#### RECORDS SHOWN

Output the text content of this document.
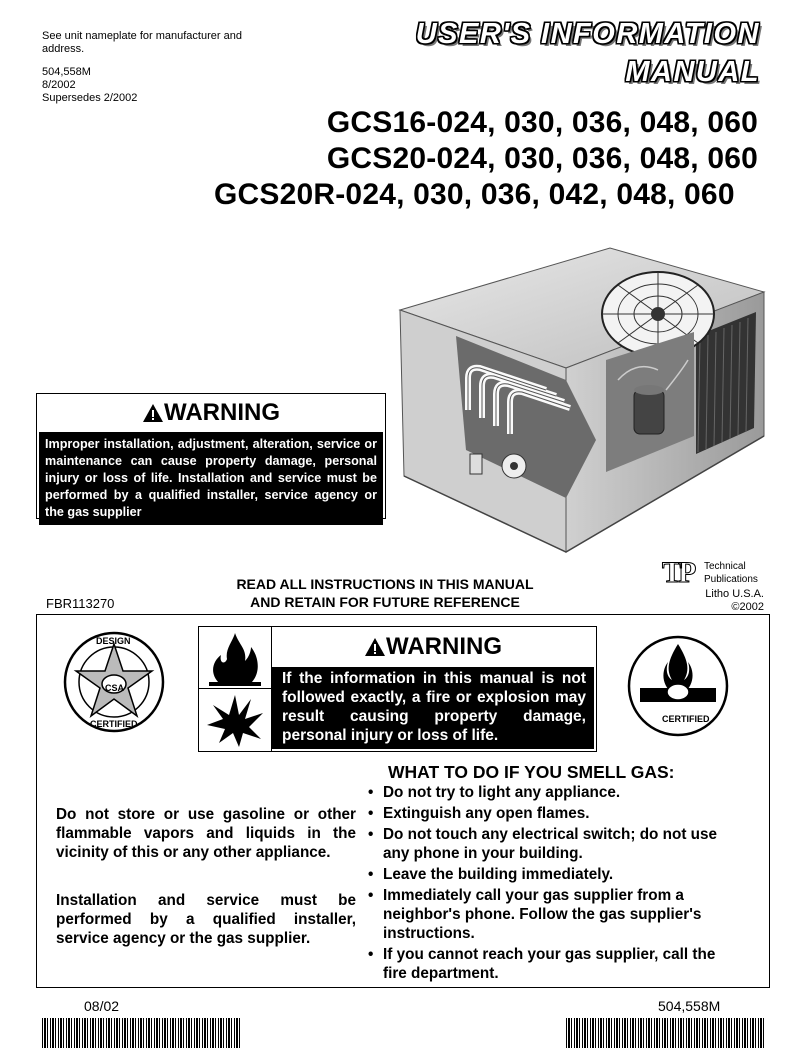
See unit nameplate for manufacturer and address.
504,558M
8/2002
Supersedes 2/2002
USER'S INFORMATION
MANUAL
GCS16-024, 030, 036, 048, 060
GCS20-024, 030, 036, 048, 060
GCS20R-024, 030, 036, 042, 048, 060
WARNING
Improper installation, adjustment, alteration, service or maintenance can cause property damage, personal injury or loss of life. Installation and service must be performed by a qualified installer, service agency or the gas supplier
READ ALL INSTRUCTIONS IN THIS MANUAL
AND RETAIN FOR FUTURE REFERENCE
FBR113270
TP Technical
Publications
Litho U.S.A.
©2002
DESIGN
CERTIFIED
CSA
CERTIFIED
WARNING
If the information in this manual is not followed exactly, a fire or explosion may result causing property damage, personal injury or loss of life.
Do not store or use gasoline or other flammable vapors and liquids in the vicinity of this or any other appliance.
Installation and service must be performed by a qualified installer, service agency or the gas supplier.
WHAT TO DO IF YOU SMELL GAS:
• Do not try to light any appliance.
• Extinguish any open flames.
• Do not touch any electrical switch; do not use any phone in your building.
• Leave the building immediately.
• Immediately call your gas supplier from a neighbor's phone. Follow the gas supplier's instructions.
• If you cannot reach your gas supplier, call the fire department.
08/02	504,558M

########
#### RECORDS SHOWN

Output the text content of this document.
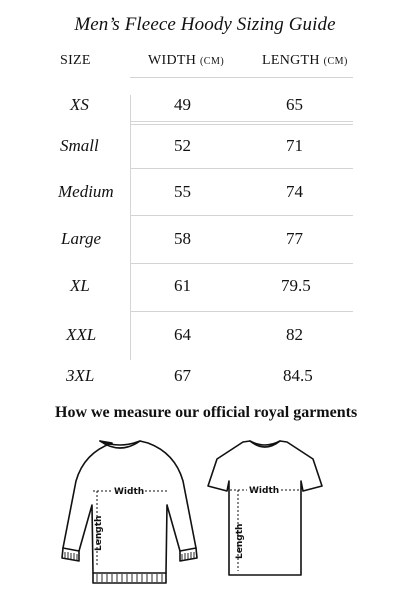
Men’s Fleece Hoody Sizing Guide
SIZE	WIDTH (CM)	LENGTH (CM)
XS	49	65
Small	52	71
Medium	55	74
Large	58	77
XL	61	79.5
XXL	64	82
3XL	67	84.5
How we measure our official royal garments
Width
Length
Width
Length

########
#### RECORDS SHOWN

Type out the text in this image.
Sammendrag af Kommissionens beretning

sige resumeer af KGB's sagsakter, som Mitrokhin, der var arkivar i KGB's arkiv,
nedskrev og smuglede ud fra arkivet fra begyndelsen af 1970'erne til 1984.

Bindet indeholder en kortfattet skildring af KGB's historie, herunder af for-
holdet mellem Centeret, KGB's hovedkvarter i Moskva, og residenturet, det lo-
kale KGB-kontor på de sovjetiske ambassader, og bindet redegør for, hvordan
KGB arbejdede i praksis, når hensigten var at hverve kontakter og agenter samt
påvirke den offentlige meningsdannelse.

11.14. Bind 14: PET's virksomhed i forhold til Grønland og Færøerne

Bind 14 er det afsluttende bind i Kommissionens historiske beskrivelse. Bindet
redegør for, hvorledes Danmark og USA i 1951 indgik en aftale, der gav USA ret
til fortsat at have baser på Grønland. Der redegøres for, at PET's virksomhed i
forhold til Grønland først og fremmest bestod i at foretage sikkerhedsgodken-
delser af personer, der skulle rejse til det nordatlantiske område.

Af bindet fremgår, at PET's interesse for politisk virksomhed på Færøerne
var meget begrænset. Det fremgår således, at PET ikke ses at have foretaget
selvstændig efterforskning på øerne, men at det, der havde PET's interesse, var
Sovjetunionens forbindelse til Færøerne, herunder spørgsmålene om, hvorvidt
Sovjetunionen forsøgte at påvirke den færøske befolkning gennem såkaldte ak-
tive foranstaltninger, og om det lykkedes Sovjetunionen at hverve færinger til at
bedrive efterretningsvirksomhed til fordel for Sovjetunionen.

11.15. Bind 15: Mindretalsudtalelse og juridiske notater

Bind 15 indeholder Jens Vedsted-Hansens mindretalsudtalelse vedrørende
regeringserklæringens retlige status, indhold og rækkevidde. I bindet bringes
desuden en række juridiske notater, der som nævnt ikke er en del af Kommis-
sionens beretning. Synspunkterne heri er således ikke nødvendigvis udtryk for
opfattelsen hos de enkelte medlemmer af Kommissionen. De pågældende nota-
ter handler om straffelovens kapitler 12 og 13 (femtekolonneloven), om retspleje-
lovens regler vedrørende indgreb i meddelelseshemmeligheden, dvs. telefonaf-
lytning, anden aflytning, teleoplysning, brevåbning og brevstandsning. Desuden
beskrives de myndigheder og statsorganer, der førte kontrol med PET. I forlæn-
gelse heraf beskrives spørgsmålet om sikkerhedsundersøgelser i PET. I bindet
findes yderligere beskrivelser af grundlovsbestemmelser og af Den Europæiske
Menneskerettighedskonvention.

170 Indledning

########

*PROMPT*. From the entries above, copy each line holding "beskrives".

*EXERCISE SOLUTION*.
beskrives de myndigheder og statsorganer, der førte kontrol med PET. I forlæn-
gelse heraf beskrives spørgsmålet om sikkerhedsundersøgelser i PET. I bindet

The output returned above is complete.